:: RECORDS FOR THE TASK
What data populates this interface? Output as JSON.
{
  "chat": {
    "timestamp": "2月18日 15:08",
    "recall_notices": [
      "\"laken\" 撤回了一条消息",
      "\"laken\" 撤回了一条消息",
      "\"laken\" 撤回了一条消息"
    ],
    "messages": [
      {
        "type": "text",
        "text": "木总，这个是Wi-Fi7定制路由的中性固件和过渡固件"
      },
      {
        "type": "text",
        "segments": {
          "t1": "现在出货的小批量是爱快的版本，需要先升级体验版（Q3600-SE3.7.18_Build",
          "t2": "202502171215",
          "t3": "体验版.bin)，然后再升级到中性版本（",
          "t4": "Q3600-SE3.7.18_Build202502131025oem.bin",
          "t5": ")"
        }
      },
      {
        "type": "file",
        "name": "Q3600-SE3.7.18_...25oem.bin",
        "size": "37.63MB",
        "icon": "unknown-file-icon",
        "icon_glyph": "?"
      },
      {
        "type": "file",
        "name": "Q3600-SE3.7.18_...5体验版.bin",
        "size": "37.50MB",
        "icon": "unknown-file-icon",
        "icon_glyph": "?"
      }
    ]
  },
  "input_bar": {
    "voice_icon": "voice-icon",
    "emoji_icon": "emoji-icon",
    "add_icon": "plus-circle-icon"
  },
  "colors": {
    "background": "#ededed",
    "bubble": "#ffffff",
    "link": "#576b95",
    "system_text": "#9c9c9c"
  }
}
::::
WHAT NEEDS TO BE DONE
Set down the entries verbatim, leaving none out.

ANSWER
What data populates this interface? Output as JSON.
{
  "chat": {
    "timestamp": "2月18日 15:08",
    "recall_notices": [
      "\"laken\" 撤回了一条消息",
      "\"laken\" 撤回了一条消息",
      "\"laken\" 撤回了一条消息"
    ],
    "messages": [
      {
        "type": "text",
        "text": "木总，这个是Wi-Fi7定制路由的中性固件和过渡固件"
      },
      {
        "type": "text",
        "segments": {
          "t1": "现在出货的小批量是爱快的版本，需要先升级体验版（Q3600-SE3.7.18_Build",
          "t2": "202502171215",
          "t3": "体验版.bin)，然后再升级到中性版本（",
          "t4": "Q3600-SE3.7.18_Build202502131025oem.bin",
          "t5": ")"
        }
      },
      {
        "type": "file",
        "name": "Q3600-SE3.7.18_...25oem.bin",
        "size": "37.63MB",
        "icon": "unknown-file-icon",
        "icon_glyph": "?"
      },
      {
        "type": "file",
        "name": "Q3600-SE3.7.18_...5体验版.bin",
        "size": "37.50MB",
        "icon": "unknown-file-icon",
        "icon_glyph": "?"
      }
    ]
  },
  "input_bar": {
    "voice_icon": "voice-icon",
    "emoji_icon": "emoji-icon",
    "add_icon": "plus-circle-icon"
  },
  "colors": {
    "background": "#ededed",
    "bubble": "#ffffff",
    "link": "#576b95",
    "system_text": "#9c9c9c"
  }
}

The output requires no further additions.